(Data excerpts)
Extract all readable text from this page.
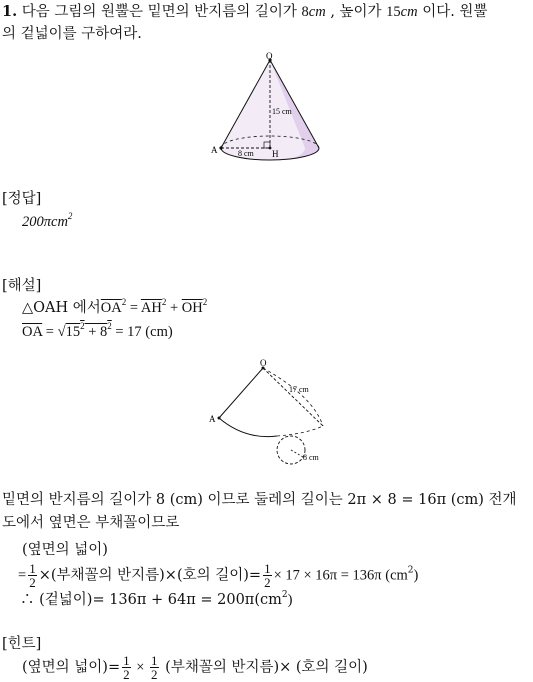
1. 다음 그림의 원뿔은 밑면의 반지름의 길이가 8cm , 높이가 15cm 이다. 원뿔
의 겉넓이를 구하여라.
O
A	H
15 cm
8 cm
[정답]
200πcm$^2$
[해설]
△OAH 에서$\overline{OA}^2 = \overline{AH}^2 + \overline{OH}^2$
$\overline{OA} = √15^2 + 8^2 = 17$ (cm)
O
A
17 cm
8 cm
밑면의 반지름의 길이가 8 (cm) 이므로 둘레의 길이는 2π × 8 = 16π (cm) 전개
도에서 옆면은 부채꼴이므로
(옆면의 넓이)
= $\frac{1}{2}$ ×(부채꼴의 반지름)×(호의 길이)= $\frac{1}{2} \times 17 \times 16\pi = 136\pi$ $(cm^2)$
∴ (겉넓이)= $136\pi + 64\pi = 200\pi(cm^2)$
[힌트]
(옆면의 넓이)= $\frac{1}{2} \times \frac{1}{2}$ (부채꼴의 반지름)× (호의 길이)
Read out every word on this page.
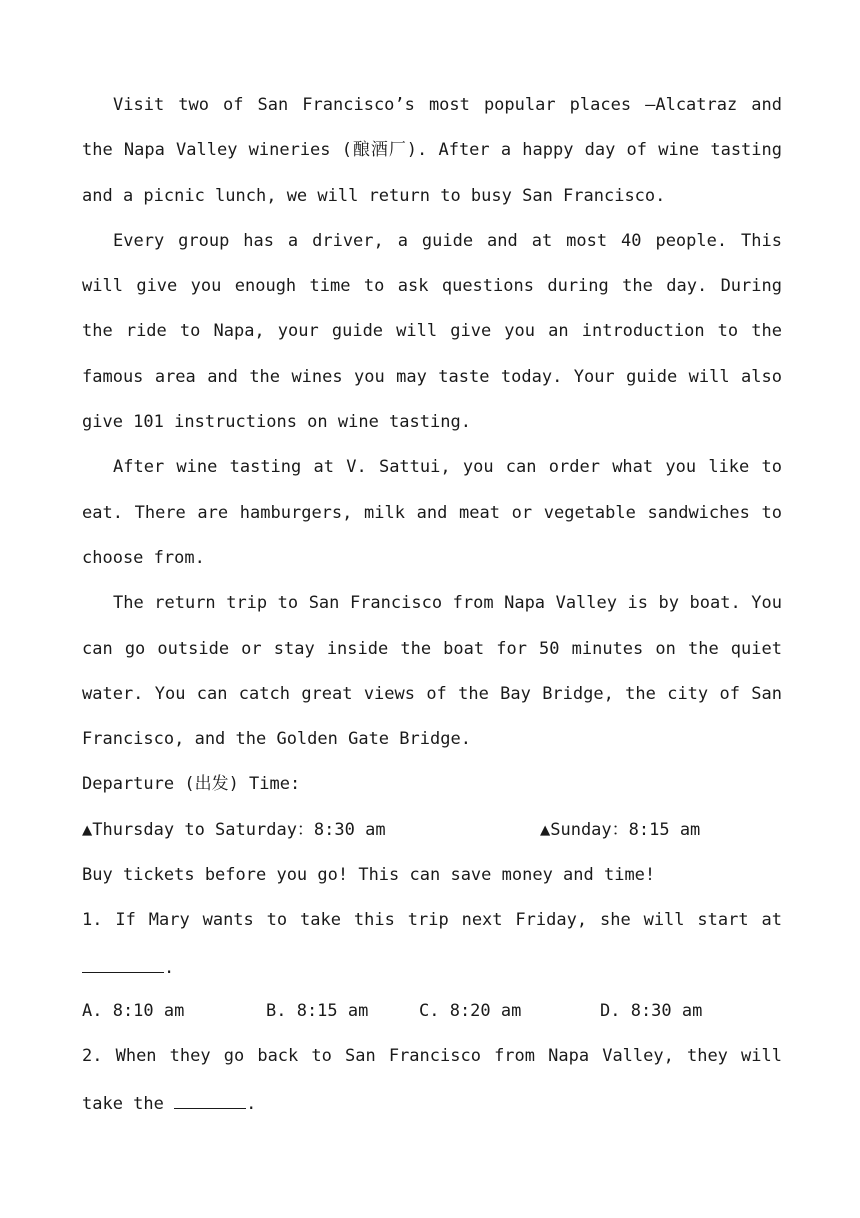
Visit two of San Francisco’s most popular places —Alcatraz and
the Napa Valley wineries (酿酒厂). After a happy day of wine tasting
and a picnic lunch, we will return to busy San Francisco.
Every group has a driver, a guide and at most 40 people. This
will give you enough time to ask questions during the day. During
the ride to Napa, your guide will give you an introduction to the
famous area and the wines you may taste today. Your guide will also
give 101 instructions on wine tasting.
After wine tasting at V. Sattui, you can order what you like to
eat. There are hamburgers, milk and meat or vegetable sandwiches to
choose from.
The return trip to San Francisco from Napa Valley is by boat. You
can go outside or stay inside the boat for 50 minutes on the quiet
water. You can catch great views of the Bay Bridge, the city of San
Francisco, and the Golden Gate Bridge.
Departure (出发) Time:
▲Thursday to Saturday：8:30 am	▲Sunday：8:15 am
Buy tickets before you go! This can save money and time!
1. If Mary wants to take this trip next Friday, she will start at
.
A. 8:10 am	B. 8:15 am	C. 8:20 am	D. 8:30 am
2. When they go back to San Francisco from Napa Valley, they will
take the	.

> **Exercise objective**
With the pictures left out, transcribe the material exactly.

> **Final result**
Extract all readable text from this page.
1. 다음 그림의 원뿔은 밑면의 반지름의 길이가 8cm , 높이가 15cm 이다. 원뿔
의 겉넓이를 구하여라.
O
A	H
15 cm
8 cm
[정답]
200πcm$^2$
[해설]
△OAH 에서$\overline{OA}^2 = \overline{AH}^2 + \overline{OH}^2$
$\overline{OA} = √15^2 + 8^2 = 17$ (cm)
O
A
17 cm
8 cm
밑면의 반지름의 길이가 8 (cm) 이므로 둘레의 길이는 2π × 8 = 16π (cm) 전개
도에서 옆면은 부채꼴이므로
(옆면의 넓이)
= $\frac{1}{2}$ ×(부채꼴의 반지름)×(호의 길이)= $\frac{1}{2} \times 17 \times 16\pi = 136\pi$ $(cm^2)$
∴ (겉넓이)= $136\pi + 64\pi = 200\pi(cm^2)$
[힌트]
(옆면의 넓이)= $\frac{1}{2} \times \frac{1}{2}$ (부채꼴의 반지름)× (호의 길이)
Read out every word on this page.
Visit two of San Francisco’s most popular places —Alcatraz and
the Napa Valley wineries (酿酒厂). After a happy day of wine tasting
and a picnic lunch, we will return to busy San Francisco.
Every group has a driver, a guide and at most 40 people. This
will give you enough time to ask questions during the day. During
the ride to Napa, your guide will give you an introduction to the
famous area and the wines you may taste today. Your guide will also
give 101 instructions on wine tasting.
After wine tasting at V. Sattui, you can order what you like to
eat. There are hamburgers, milk and meat or vegetable sandwiches to
choose from.
The return trip to San Francisco from Napa Valley is by boat. You
can go outside or stay inside the boat for 50 minutes on the quiet
water. You can catch great views of the Bay Bridge, the city of San
Francisco, and the Golden Gate Bridge.
Departure (出发) Time:
▲Thursday to Saturday：8:30 am	▲Sunday：8:15 am
Buy tickets before you go! This can save money and time!
1. If Mary wants to take this trip next Friday, she will start at
.
A. 8:10 am	B. 8:15 am	C. 8:20 am	D. 8:30 am
2. When they go back to San Francisco from Napa Valley, they will
take the	.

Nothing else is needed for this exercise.